◆ Problem details: Bring together all lines of the material below that contain the string "Jacobs".

◆ Information provided:
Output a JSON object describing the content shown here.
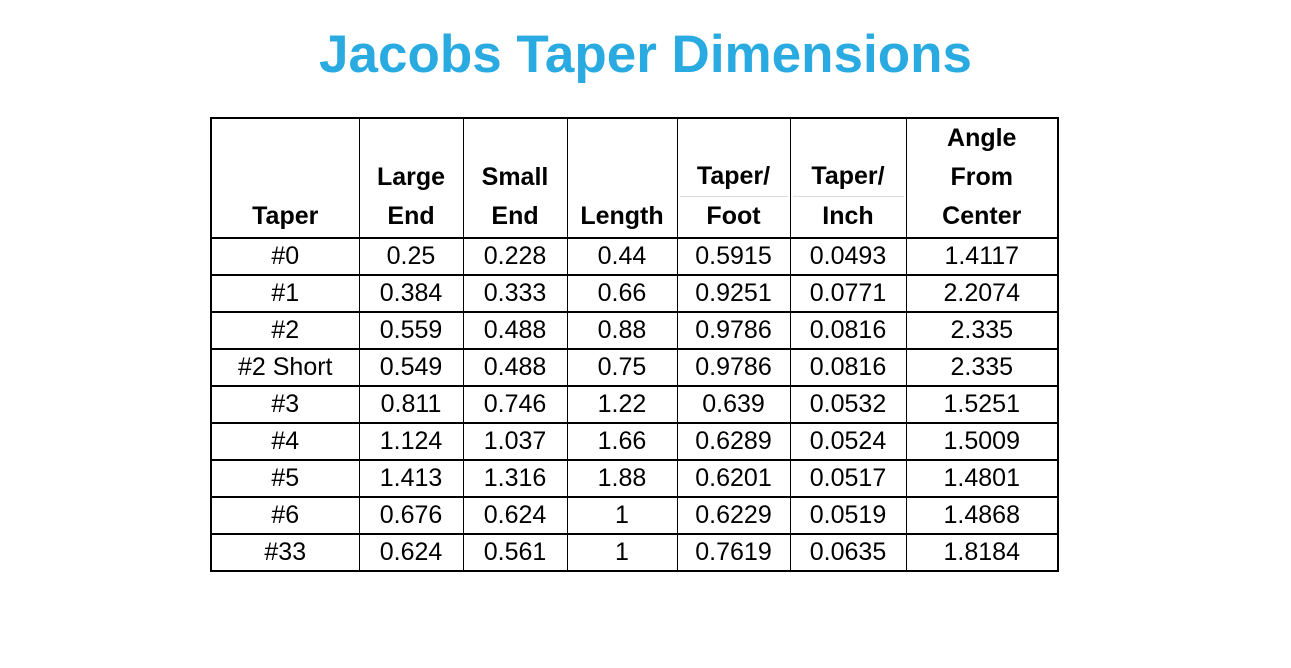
{
  "title": "Jacobs Taper Dimensions",
  "accent_color": "#29ABE2",
  "border_color": "#000000",
  "faint_gridline_color": "#dcdcdc",
  "chart_data": {
    "type": "table",
    "title": "Jacobs Taper Dimensions",
    "columns": [
      {
        "id": "taper",
        "label": "Taper",
        "lines": [
          "Taper"
        ],
        "split": false
      },
      {
        "id": "large-end",
        "label": "Large End",
        "lines": [
          "Large",
          "End"
        ],
        "split": false
      },
      {
        "id": "small-end",
        "label": "Small End",
        "lines": [
          "Small",
          "End"
        ],
        "split": false
      },
      {
        "id": "length",
        "label": "Length",
        "lines": [
          "Length"
        ],
        "split": false
      },
      {
        "id": "taper-per-foot",
        "label": "Taper/Foot",
        "lines": [
          "Taper/",
          "Foot"
        ],
        "split": true
      },
      {
        "id": "taper-per-inch",
        "label": "Taper/Inch",
        "lines": [
          "Taper/",
          "Inch"
        ],
        "split": true
      },
      {
        "id": "angle-from-center",
        "label": "Angle From Center",
        "lines": [
          "Angle",
          "From",
          "Center"
        ],
        "split": false
      }
    ],
    "rows": [
      [
        "#0",
        "0.25",
        "0.228",
        "0.44",
        "0.5915",
        "0.0493",
        "1.4117"
      ],
      [
        "#1",
        "0.384",
        "0.333",
        "0.66",
        "0.9251",
        "0.0771",
        "2.2074"
      ],
      [
        "#2",
        "0.559",
        "0.488",
        "0.88",
        "0.9786",
        "0.0816",
        "2.335"
      ],
      [
        "#2 Short",
        "0.549",
        "0.488",
        "0.75",
        "0.9786",
        "0.0816",
        "2.335"
      ],
      [
        "#3",
        "0.811",
        "0.746",
        "1.22",
        "0.639",
        "0.0532",
        "1.5251"
      ],
      [
        "#4",
        "1.124",
        "1.037",
        "1.66",
        "0.6289",
        "0.0524",
        "1.5009"
      ],
      [
        "#5",
        "1.413",
        "1.316",
        "1.88",
        "0.6201",
        "0.0517",
        "1.4801"
      ],
      [
        "#6",
        "0.676",
        "0.624",
        "1",
        "0.6229",
        "0.0519",
        "1.4868"
      ],
      [
        "#33",
        "0.624",
        "0.561",
        "1",
        "0.7619",
        "0.0635",
        "1.8184"
      ]
    ]
  }
}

◆ Reply to the exercise:
  "title": "Jacobs Taper Dimensions",
    "title": "Jacobs Taper Dimensions",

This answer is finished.